Indeed, most of the well-known ways and methods of persecution of Jews in Christian countries can be found historically in Islamic countries as well. Dress-codes for Jews in Christian lands, such as pointed hats and the yellow star, are famous; less remembered is that the Jews of Islamic lands, by virtue of the dhimmi laws (which applied to Christians there as well), were subject to similar rules. Unless a tolerant or pragmatic Muslim ruler defended the Jews by personal decree, Islamic law left Jews under a constant protection racket, which, even when adhered to (that is, the poll-tax paid), did not provide any guarantee of protection. (An aside: those who laud the status of dhimmitude as “protected” should know that, in our day, we usually refer to such a status with the word, “apartheid”.) They did not stand a chance in court against a Muslim, because their pleas would not be taken over those of the Muslims; therefore, the danger of false accusation hung over them like the Sword of Damocles. If a synagogue fell into disrepair or was destroyed, they could not rebuild it except with a special dispensation from the ruler. The ghetto, walling off Jews from the Christians in Europe, had its counterpart in the malah in the Islamic world; in both diasporas, its purpose was the physical protection of the Jews from pogroms by the non-Jewish population.
The word, “pogrom” itself is a symbol of the bias: it is a Russian word, therefore cementing the idea that pogroms on Jews were a feature of the Christian world only, from which the Jews of the Islamic world were free. Nothing could be further from the truth: there were pogroms on Jews by Muslims long before the first inkling of the “Palestinian” question, and as in Christian Europe, many were state-sanctioned. In both the 12th and 17th century, fanatical kings of Yemen ordered pogroms, expulsions and obstruction of Jewish religious life in order to force the Jews of Yemen to convert to Islam. In the latter case, king Ahmed Ibn Hassan Al-Mahdi commanded the destruction of all the synagogues in Yemen, and expelled all the Jews of Yemen to the lowlands of Mawza for two years, where many of them died.

◆ **Task statement**
Write what comes next in the text about the treatment of Jews in Islamic lands, picking up after its last sentence. The rows that come next are separate material and are not part of the text about the treatment of Jews in Islamic lands.

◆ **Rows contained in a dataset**
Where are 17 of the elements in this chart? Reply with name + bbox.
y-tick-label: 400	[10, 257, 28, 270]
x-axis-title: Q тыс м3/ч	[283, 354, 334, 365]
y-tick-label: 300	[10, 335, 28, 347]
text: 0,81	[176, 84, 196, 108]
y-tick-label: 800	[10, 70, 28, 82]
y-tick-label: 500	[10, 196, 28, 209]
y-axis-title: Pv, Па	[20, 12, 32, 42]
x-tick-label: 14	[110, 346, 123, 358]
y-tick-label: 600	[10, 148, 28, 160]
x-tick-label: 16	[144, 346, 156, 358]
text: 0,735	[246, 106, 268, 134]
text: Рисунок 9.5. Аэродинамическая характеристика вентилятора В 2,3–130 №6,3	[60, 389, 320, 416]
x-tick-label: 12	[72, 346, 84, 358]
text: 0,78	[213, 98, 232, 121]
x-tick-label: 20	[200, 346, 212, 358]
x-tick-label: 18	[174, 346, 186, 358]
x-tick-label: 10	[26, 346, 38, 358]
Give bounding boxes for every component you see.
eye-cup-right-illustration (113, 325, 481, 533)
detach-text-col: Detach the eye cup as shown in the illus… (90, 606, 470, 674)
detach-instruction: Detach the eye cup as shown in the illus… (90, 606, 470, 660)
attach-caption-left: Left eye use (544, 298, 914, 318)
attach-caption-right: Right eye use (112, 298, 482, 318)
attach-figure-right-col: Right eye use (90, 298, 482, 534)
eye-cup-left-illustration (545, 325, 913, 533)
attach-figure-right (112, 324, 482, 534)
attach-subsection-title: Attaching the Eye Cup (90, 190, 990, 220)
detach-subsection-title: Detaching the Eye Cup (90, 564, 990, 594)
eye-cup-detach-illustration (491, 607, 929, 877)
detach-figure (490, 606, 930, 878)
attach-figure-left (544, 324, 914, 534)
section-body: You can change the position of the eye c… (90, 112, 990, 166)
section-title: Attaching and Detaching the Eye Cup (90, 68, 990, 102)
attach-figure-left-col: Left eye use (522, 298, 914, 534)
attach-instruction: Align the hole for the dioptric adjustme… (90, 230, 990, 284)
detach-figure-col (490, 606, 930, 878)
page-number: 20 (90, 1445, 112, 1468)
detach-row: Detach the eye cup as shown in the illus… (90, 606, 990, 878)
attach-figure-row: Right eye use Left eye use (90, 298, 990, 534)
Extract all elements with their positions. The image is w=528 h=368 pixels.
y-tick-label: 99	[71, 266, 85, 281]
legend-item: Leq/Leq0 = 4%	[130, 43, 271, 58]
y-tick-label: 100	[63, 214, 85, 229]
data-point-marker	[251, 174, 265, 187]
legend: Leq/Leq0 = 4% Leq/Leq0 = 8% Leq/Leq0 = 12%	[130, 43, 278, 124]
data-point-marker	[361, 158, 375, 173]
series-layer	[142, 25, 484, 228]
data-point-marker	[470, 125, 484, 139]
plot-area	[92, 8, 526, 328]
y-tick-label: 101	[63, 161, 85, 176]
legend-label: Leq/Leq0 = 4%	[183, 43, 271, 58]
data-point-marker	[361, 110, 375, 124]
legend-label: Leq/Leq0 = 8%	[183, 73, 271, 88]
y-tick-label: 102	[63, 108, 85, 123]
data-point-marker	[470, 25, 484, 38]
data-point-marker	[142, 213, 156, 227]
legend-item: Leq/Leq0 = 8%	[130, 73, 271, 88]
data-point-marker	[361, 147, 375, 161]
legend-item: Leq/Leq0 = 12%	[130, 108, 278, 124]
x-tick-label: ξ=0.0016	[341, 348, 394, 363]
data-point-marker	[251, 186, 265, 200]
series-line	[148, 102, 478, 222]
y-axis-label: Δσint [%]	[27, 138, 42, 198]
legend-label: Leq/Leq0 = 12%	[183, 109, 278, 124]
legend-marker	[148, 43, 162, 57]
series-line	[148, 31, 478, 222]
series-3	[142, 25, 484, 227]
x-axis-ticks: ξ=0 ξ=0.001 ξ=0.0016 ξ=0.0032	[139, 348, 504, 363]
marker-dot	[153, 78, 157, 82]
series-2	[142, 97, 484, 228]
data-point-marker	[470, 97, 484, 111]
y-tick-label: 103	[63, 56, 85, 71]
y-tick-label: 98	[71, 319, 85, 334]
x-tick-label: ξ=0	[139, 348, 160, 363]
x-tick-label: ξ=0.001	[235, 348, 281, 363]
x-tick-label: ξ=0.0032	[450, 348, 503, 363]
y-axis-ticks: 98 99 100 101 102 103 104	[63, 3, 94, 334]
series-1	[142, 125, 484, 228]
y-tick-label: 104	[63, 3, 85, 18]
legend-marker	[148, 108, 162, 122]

◆ **Solved exercise**
Another episode of European Jewry is that of the anusim, crypto-Jews, Jews who observed the Jewish religion in secret for fear of persecution. In Christian Spain until 1492, Jews were forced to convert to Christianity and renounce all Jewish practices under the threat of the Inquisition, so they either had to leave to a more tolerant country, whether Christian or Islamic, or to attempt to keep their Jewish observance secret. This too is well-known, in contrast to the similar episode of the anusim of the Jews of Persia, Shi’a Muslim Persia, from the 16th to 19th centuries. The Jews of Meshed accepted conversion to Islam under duress and continued observing Judaism in secret. Around the same time, the Jews of Tabriz chose a different route, much as did some Jews in Christian Spain: they refused to convert. This was followed by the massacre of the entire Jewry of Tabriz. Here is an answer to those who cite lack of precedence when they argue Muslims would never do a repeat of the Holocaust.
In summary, the state of Jewish exile is the same whether pronounced golus or joluth; whether in Poland or in Yemen; whether within a Christian population or within a Muslim one. Jews of the Diaspora, everywhere, have had an existence between the ups of tolerance and moderation and the downs of persecution and fanaticism. The fickle existence that led Herzl and Pinsker of blessed memory to desire to get out of it all by going back to Jewish sovereignty in the Land of Israel was by no means strange to Jews of Islamic countries. Therefore, the anti-Zionist charge that Zionism is at its heart a “European, Ashkenazi, white colonial settler movement” is nothing but a libel, an outright falsehood concocted for the purpose of recasting Jewish nationalism in the mold of post-colonial discourse, for denying the Jews’ right to have sovereignty over their land and inhabit it without restriction.
In the light of all this, this historical parity between Jewish Diaspora existence everywhere, the concessionist arguments need to be repudiated. The yardstick of friendship toward us should be, instead: the belief in our right to the Land of Israel, meaning also Gaza, Judea and Samaria and not just the territories within the 1949 Armistice Line. He who believes so is our friend; he who makes a distinction between the 1949 and 1967 territories, saying the former is legal while the latter is illegal, is most probably just naïve; and he who believes that all of Israel, including the 1949 territories, is illegitimate, that the “Palestinian Right of Return” is a prerequisite to peace, that Zionism is a colonial enterprise and that Israel as a Jewish state is as unacceptable as Apartheid South Africa—that is our enemy and should be treated as such. For Zionist Jews, that, and not historical misconceptions such as an idyllic Jewish–Muslim relationship until the advent of Zionism, should be the measure of friend and foe.
Labels: alliances, bromides, jewishview, mnm, religions
8 Comments:
hi this is really intriguing stuff
i dropped by totally at random
pressed next blog a couple of times :: here you are
i'm going to take down your url for later, as i say this is fascinating... i have religious interests in Israel and the current middle east situation
i'm at gledwood2.blogspot btw you're welcome to drop by any time
i'm adding you to my links under "best blogs v"
all the best
gledwood
"vol 2" ...
Thanks, glad you liked it.
kol hakovod
yochanan of lgf
as always your research and breath of understanding astounds me ZY..the dhimmitude for Jews was indeed rampant!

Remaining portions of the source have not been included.